#### [Prompt]
Repeat each line word for word.

#### [Collected data entries]
********************
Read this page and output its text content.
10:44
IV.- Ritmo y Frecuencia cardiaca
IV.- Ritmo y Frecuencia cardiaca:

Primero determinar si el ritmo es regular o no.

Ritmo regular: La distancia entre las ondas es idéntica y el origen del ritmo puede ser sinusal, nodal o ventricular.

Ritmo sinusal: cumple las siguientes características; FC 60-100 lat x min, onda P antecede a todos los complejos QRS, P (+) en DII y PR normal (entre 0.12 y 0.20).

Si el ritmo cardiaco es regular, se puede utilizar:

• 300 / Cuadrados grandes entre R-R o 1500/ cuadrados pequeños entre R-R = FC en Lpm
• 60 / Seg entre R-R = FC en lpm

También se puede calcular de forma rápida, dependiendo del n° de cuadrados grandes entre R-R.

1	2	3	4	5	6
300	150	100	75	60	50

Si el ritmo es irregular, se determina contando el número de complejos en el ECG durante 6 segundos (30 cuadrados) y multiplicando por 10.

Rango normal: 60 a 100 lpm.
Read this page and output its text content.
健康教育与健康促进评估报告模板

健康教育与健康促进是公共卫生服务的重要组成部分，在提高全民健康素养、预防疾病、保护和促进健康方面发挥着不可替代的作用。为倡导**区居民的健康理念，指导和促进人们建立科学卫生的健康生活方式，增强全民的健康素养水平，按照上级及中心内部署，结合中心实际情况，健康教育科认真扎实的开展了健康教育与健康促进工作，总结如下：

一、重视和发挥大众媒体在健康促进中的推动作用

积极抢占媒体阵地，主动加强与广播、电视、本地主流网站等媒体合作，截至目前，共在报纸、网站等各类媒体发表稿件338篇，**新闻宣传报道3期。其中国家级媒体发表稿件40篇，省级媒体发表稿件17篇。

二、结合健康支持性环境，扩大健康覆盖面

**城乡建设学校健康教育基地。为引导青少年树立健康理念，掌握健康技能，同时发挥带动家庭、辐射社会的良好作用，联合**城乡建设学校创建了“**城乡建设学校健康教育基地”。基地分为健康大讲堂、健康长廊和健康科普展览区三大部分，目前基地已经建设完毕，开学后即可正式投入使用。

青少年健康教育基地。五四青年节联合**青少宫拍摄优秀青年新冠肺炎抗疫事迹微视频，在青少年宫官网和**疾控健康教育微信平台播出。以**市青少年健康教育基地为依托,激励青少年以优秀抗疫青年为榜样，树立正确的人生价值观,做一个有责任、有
********************
#### [Result for this task]
Read this page and output its text content.
10:44
IV.- Ritmo y Frecuencia cardiaca
IV.- Ritmo y Frecuencia cardiaca:

Primero determinar si el ritmo es regular o no.

Ritmo regular: La distancia entre las ondas es idéntica y el origen del ritmo puede ser sinusal, nodal o ventricular.

Ritmo sinusal: cumple las siguientes características; FC 60-100 lat x min, onda P antecede a todos los complejos QRS, P (+) en DII y PR normal (entre 0.12 y 0.20).

Si el ritmo cardiaco es regular, se puede utilizar:

• 300 / Cuadrados grandes entre R-R o 1500/ cuadrados pequeños entre R-R = FC en Lpm
• 60 / Seg entre R-R = FC en lpm

También se puede calcular de forma rápida, dependiendo del n° de cuadrados grandes entre R-R.

1	2	3	4	5	6
300	150	100	75	60	50

Si el ritmo es irregular, se determina contando el número de complejos en el ECG durante 6 segundos (30 cuadrados) y multiplicando por 10.

Rango normal: 60 a 100 lpm.
Read this page and output its text content.
健康教育与健康促进评估报告模板

健康教育与健康促进是公共卫生服务的重要组成部分，在提高全民健康素养、预防疾病、保护和促进健康方面发挥着不可替代的作用。为倡导**区居民的健康理念，指导和促进人们建立科学卫生的健康生活方式，增强全民的健康素养水平，按照上级及中心内部署，结合中心实际情况，健康教育科认真扎实的开展了健康教育与健康促进工作，总结如下：

一、重视和发挥大众媒体在健康促进中的推动作用

积极抢占媒体阵地，主动加强与广播、电视、本地主流网站等媒体合作，截至目前，共在报纸、网站等各类媒体发表稿件338篇，**新闻宣传报道3期。其中国家级媒体发表稿件40篇，省级媒体发表稿件17篇。

二、结合健康支持性环境，扩大健康覆盖面

**城乡建设学校健康教育基地。为引导青少年树立健康理念，掌握健康技能，同时发挥带动家庭、辐射社会的良好作用，联合**城乡建设学校创建了“**城乡建设学校健康教育基地”。基地分为健康大讲堂、健康长廊和健康科普展览区三大部分，目前基地已经建设完毕，开学后即可正式投入使用。

青少年健康教育基地。五四青年节联合**青少宫拍摄优秀青年新冠肺炎抗疫事迹微视频，在青少年宫官网和**疾控健康教育微信平台播出。以**市青少年健康教育基地为依托,激励青少年以优秀抗疫青年为榜样，树立正确的人生价值观,做一个有责任、有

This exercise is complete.